[Stored data]
begin

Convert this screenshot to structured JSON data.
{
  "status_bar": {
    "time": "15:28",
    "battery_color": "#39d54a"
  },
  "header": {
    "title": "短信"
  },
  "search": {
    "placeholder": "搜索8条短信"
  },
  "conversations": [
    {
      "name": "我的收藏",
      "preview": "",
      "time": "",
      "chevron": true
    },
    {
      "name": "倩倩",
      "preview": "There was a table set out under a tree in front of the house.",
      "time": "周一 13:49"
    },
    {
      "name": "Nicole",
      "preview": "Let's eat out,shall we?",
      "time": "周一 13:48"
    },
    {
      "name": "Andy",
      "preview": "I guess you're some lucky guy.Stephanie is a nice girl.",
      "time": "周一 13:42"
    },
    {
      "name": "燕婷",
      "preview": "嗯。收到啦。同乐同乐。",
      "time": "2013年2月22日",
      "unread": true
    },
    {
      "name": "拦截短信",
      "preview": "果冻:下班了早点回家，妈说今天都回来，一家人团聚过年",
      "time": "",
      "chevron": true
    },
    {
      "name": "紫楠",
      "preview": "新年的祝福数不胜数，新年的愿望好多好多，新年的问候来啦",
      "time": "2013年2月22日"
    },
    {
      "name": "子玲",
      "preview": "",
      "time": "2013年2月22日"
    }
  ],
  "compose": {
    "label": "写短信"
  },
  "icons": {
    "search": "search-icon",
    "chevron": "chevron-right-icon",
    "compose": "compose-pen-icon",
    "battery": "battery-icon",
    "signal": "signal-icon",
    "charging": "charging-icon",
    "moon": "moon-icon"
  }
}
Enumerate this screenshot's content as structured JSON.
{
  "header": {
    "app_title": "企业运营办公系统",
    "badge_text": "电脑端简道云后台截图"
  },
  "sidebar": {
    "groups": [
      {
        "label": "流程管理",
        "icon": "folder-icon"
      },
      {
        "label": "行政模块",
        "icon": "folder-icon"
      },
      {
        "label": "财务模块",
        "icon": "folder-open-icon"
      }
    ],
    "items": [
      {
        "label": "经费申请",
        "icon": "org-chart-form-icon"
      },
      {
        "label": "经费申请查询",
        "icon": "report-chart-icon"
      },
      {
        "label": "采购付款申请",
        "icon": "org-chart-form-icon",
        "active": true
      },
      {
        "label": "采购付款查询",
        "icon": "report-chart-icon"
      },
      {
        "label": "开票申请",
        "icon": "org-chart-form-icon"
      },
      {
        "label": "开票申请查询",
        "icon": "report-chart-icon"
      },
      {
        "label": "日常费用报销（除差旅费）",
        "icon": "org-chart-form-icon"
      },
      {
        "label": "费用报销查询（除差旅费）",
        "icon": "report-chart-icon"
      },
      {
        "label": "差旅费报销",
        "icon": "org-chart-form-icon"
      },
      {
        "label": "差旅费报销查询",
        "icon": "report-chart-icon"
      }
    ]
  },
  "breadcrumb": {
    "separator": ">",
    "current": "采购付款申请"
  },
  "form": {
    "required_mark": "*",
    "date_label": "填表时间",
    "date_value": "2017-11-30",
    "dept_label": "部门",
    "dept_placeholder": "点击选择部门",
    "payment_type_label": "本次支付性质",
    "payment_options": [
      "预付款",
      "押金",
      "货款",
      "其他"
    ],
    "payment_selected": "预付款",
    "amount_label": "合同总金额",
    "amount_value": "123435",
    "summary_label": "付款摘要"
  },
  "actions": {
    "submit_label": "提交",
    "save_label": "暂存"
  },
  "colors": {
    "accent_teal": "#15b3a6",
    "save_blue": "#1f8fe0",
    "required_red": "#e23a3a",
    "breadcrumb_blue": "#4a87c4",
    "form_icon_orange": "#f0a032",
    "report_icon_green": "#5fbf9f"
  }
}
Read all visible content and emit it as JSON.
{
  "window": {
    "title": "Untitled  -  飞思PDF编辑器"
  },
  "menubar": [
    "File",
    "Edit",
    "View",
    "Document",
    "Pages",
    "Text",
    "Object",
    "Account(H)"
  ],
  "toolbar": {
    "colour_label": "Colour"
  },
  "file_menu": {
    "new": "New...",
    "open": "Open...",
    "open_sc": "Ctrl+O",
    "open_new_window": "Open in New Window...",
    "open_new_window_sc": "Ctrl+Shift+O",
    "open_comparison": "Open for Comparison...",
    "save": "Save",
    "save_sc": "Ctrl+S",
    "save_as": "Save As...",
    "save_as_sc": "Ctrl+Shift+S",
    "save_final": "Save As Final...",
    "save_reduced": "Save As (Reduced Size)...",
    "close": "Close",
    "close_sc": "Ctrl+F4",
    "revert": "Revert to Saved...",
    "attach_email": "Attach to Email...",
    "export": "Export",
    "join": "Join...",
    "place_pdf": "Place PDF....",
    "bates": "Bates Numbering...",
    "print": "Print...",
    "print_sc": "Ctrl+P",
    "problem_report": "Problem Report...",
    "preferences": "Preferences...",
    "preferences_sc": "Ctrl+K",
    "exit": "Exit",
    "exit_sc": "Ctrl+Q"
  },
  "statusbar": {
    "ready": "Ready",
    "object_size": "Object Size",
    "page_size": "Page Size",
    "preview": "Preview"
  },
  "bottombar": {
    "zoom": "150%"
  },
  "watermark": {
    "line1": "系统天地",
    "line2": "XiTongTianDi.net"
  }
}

end

▶ **THE PROBLEM**
Select and copy every line of the listing with the word "除差旅费".

▶ **TASK RESULT**
        "label": "日常费用报销（除差旅费）",
        "label": "费用报销查询（除差旅费）",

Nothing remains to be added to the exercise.